* [Problem to solve]
Pick every line with "What" from the material below.

* [Source material]
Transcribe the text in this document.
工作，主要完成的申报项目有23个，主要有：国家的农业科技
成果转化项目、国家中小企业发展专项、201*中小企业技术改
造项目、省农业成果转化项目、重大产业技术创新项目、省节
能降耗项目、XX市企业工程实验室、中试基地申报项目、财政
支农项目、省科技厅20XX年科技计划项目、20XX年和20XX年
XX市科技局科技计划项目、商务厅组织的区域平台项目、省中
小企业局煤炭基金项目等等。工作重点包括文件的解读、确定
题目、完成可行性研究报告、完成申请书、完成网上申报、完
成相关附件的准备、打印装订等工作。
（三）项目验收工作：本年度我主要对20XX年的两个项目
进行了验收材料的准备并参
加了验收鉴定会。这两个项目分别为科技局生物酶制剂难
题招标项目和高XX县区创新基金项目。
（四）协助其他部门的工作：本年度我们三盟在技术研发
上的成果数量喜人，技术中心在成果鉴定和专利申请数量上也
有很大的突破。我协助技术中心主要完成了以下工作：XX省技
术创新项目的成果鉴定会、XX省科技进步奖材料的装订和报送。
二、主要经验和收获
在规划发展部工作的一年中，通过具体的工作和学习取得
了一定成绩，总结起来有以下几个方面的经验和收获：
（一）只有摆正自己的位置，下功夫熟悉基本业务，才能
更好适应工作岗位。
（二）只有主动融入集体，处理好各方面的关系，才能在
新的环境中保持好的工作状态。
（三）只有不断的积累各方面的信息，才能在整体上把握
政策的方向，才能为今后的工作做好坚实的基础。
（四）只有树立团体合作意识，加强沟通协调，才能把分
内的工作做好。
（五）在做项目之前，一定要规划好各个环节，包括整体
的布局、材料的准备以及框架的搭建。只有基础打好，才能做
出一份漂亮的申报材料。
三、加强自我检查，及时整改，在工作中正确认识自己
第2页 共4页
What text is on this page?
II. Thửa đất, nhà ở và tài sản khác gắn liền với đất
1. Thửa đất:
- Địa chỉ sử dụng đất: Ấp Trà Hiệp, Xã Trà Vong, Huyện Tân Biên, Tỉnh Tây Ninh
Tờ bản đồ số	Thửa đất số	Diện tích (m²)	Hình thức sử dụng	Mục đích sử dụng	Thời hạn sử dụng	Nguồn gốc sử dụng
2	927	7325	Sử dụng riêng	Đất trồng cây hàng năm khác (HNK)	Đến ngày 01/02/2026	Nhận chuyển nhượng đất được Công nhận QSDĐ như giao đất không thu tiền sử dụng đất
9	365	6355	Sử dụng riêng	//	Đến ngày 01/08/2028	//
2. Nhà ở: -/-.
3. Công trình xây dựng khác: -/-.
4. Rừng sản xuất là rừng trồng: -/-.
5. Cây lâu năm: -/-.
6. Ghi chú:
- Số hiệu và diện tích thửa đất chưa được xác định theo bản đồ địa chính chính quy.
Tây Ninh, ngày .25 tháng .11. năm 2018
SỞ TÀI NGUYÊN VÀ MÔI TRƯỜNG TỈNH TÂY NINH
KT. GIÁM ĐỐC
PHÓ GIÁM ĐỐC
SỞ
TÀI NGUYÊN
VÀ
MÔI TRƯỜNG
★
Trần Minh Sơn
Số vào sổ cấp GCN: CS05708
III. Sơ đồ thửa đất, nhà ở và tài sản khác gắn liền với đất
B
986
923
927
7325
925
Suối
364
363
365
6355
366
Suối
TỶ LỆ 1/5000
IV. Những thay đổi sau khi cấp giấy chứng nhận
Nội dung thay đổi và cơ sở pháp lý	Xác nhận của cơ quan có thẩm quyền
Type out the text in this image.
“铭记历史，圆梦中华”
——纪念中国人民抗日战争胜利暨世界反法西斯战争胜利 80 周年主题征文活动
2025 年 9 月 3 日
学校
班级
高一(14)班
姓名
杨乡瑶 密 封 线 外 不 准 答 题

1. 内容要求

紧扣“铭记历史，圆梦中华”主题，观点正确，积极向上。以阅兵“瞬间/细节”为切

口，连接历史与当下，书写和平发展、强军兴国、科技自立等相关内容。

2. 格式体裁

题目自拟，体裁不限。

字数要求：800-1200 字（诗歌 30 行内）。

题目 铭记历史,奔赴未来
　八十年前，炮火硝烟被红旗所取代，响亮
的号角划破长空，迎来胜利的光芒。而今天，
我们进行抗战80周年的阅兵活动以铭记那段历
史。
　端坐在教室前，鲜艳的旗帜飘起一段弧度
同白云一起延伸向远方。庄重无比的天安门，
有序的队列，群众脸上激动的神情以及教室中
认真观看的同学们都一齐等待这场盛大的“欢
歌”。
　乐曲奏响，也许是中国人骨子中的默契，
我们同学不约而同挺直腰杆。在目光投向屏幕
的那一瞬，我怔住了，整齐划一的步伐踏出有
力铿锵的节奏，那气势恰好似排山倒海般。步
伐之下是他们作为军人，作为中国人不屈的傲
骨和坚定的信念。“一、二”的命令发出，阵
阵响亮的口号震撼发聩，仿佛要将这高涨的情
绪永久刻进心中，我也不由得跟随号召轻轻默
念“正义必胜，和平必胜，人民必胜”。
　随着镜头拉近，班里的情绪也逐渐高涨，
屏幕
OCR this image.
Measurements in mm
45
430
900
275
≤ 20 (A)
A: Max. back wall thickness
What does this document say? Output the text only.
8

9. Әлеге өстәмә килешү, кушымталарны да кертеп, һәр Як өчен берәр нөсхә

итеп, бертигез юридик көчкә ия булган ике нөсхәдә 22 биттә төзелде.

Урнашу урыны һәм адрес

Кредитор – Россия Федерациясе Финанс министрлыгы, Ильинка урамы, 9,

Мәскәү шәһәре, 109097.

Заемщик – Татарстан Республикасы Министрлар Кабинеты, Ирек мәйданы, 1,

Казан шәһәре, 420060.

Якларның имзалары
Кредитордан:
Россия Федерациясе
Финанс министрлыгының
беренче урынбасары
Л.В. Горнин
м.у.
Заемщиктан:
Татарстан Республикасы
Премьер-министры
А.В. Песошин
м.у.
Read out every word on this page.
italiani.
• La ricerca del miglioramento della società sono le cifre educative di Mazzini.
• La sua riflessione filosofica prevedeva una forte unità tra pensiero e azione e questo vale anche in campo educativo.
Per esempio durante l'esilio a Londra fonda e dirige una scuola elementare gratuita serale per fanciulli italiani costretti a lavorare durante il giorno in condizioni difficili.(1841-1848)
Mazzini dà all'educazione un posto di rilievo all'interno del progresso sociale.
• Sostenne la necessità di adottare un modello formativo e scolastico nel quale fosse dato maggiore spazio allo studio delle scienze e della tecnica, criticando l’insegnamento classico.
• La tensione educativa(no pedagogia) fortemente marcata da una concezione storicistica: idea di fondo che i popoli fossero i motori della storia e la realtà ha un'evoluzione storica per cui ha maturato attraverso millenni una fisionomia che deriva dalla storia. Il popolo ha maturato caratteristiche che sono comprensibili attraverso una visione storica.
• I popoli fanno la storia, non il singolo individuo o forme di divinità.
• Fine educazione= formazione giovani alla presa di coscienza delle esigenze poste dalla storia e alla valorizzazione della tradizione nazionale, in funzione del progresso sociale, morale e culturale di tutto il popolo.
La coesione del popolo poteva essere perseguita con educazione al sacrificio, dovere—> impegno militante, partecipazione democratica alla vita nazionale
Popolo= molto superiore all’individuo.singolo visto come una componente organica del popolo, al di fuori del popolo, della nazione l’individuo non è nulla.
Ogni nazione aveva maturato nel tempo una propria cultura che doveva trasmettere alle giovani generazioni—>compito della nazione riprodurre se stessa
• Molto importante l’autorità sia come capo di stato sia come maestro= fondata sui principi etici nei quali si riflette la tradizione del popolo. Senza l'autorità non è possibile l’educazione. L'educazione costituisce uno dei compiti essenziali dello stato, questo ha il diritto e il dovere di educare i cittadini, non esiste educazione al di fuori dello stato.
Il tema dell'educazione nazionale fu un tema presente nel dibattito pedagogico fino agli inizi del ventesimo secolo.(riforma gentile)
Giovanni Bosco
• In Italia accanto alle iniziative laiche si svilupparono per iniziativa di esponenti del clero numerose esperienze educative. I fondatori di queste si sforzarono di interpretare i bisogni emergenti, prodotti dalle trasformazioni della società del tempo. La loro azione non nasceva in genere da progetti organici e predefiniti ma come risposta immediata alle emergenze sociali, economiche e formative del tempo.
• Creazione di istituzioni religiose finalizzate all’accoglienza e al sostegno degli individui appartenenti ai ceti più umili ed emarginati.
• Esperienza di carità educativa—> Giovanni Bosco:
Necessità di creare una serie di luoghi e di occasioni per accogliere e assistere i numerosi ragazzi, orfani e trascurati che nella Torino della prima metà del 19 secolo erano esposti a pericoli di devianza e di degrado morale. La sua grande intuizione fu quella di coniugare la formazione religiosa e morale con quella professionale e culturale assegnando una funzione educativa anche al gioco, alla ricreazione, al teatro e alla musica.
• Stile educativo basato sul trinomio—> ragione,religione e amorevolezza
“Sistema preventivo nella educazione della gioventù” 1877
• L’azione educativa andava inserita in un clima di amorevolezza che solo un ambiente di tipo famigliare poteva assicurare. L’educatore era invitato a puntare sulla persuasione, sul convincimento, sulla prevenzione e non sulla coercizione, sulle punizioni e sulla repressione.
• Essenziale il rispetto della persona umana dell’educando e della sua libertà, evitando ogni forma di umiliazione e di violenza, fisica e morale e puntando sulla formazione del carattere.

* [Correct answer]
What text is on this page?
What does this document say? Output the text only.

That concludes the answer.